* Instructions to follow *
Every line that contains the word "промыслы" should be copied out.

--- Start Materials provided ---

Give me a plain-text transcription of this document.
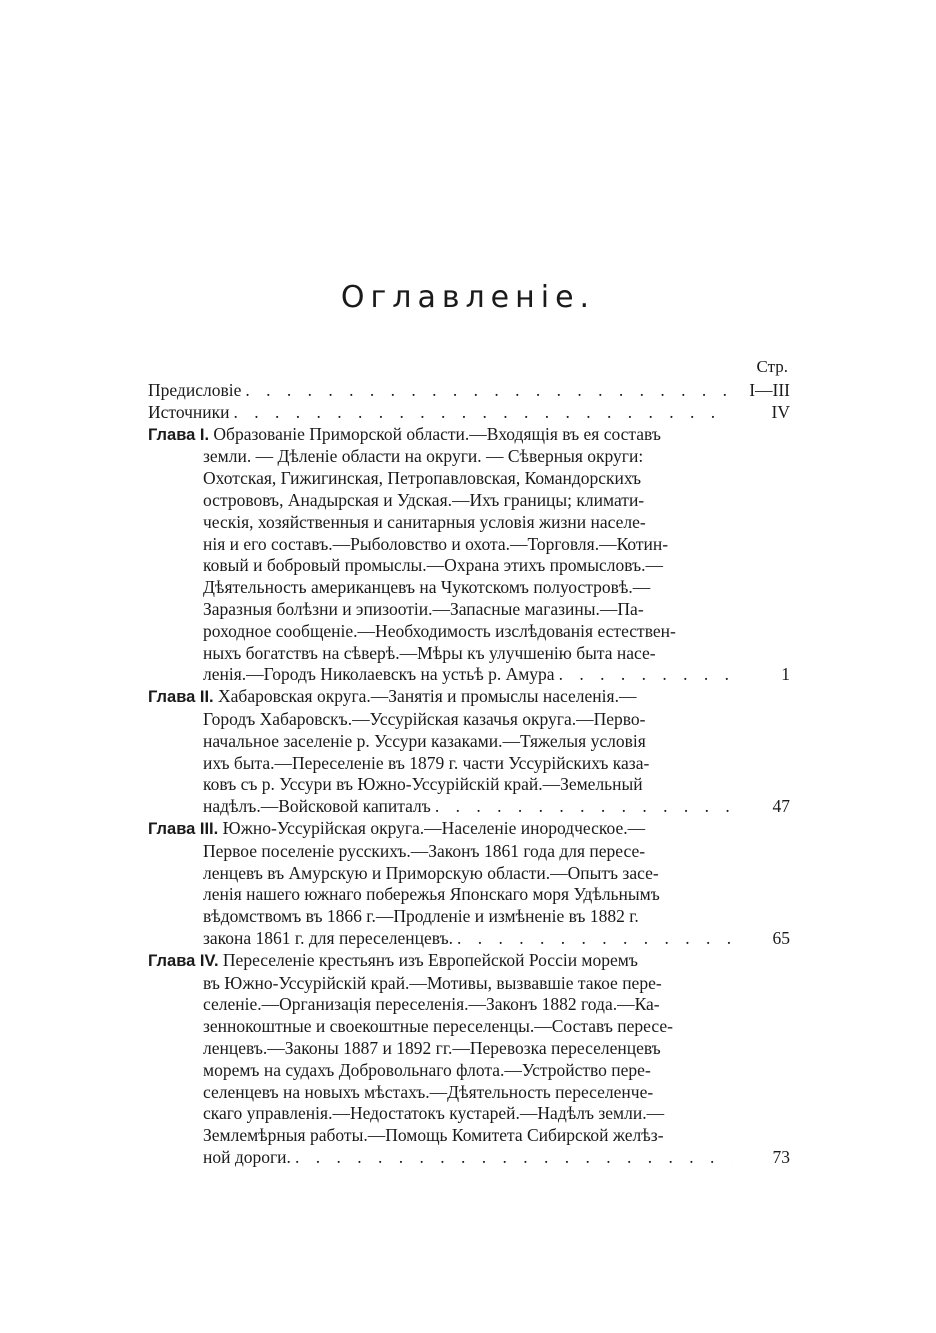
Оглавленіе.
Стр.
Предисловіе . . .	I—III
Источники . . .	IV
Глава I. Образованіе Приморской области.—Входящія въ ея составъ
земли. — Дѣленіе области на округи. — Сѣверныя округи:
Охотская, Гижигинская, Петропавловская, Командорскихъ
острововъ, Анадырская и Удская.—Ихъ границы; климати-
ческія, хозяйственныя и санитарныя условія жизни населе-
нія и его составъ.—Рыболовство и охота.—Торговля.—Котин-
ковый и бобровый промыслы.—Охрана этихъ промысловъ.—
Дѣятельность американцевъ на Чукотскомъ полуостровѣ.—
Заразныя болѣзни и эпизоотіи.—Запасные магазины.—Па-
роходное сообщеніе.—Необходимость изслѣдованія естествен-
ныхъ богатствъ на сѣверѣ.—Мѣры къ улучшенію быта насе-
ленія.—Городъ Николаевскъ на устьѣ р. Амура . . .	1
Глава II. Хабаровская округа.—Занятія и промыслы населенія.—
Городъ Хабаровскъ.—Уссурійская казачья округа.—Перво-
начальное заселеніе р. Уссури казаками.—Тяжелыя условія
ихъ быта.—Переселеніе въ 1879 г. части Уссурійскихъ каза-
ковъ съ р. Уссури въ Южно-Уссурійскій край.—Земельный
надѣлъ.—Войсковой капиталъ . . .	47
Глава III. Южно-Уссурійская округа.—Населеніе инородческое.—
Первое поселеніе русскихъ.—Законъ 1861 года для пересе-
ленцевъ въ Амурскую и Приморскую области.—Опытъ засе-
ленія нашего южнаго побережья Японскаго моря Удѣльнымъ
вѣдомствомъ въ 1866 г.—Продленіе и измѣненіе въ 1882 г.
закона 1861 г. для переселенцевъ. . . .	65
Глава IV. Переселеніе крестьянъ изъ Европейской Россіи моремъ
въ Южно-Уссурійскій край.—Мотивы, вызвавшіе такое пере-
селеніе.—Организація переселенія.—Законъ 1882 года.—Ка-
зеннокоштные и своекоштные переселенцы.—Составъ пересе-
ленцевъ.—Законы 1887 и 1892 гг.—Перевозка переселенцевъ
моремъ на судахъ Добровольнаго флота.—Устройство пере-
селенцевъ на новыхъ мѣстахъ.—Дѣятельность переселенче-
скаго управленія.—Недостатокъ кустарей.—Надѣлъ земли.—
Землемѣрныя работы.—Помощь Комитета Сибирской желѣз-
ной дороги. . . .	73
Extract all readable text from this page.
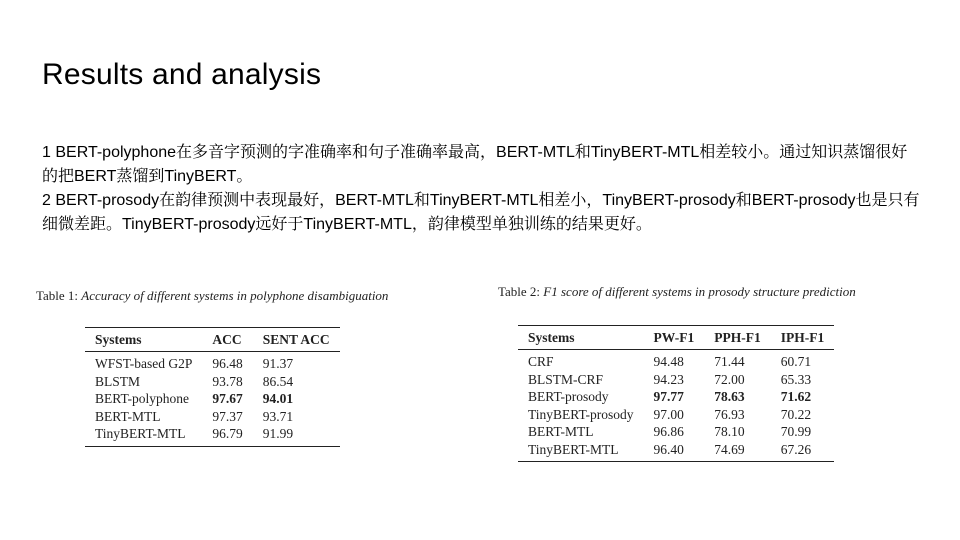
Results and analysis

1 BERT-polyphone在多音字预测的字准确率和句子准确率最高，BERT-MTL和TinyBERT-MTL相差较小。通过知识蒸馏很好的把BERT蒸馏到TinyBERT。

2 BERT-prosody在韵律预测中表现最好，BERT-MTL和TinyBERT-MTL相差小，TinyBERT-prosody和BERT-prosody也是只有细微差距。TinyBERT-prosody远好于TinyBERT-MTL，韵律模型单独训练的结果更好。

Table 1: Accuracy of different systems in polyphone disambiguation
Systems	ACC	SENT ACC
WFST-based G2P	96.48	91.37
BLSTM	93.78	86.54
BERT-polyphone	97.67	94.01
BERT-MTL	97.37	93.71
TinyBERT-MTL	96.79	91.99
Table 2: F1 score of different systems in prosody structure prediction
Systems	PW-F1	PPH-F1	IPH-F1
CRF	94.48	71.44	60.71
BLSTM-CRF	94.23	72.00	65.33
BERT-prosody	97.77	78.63	71.62
TinyBERT-prosody	97.00	76.93	70.22
BERT-MTL	96.86	78.10	70.99
TinyBERT-MTL	96.40	74.69	67.26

--- End Materials provided ---

* Written response *
ковый и бобровый промыслы.—Охрана этихъ промысловъ.—
Глава II. Хабаровская округа.—Занятія и промыслы населенія.—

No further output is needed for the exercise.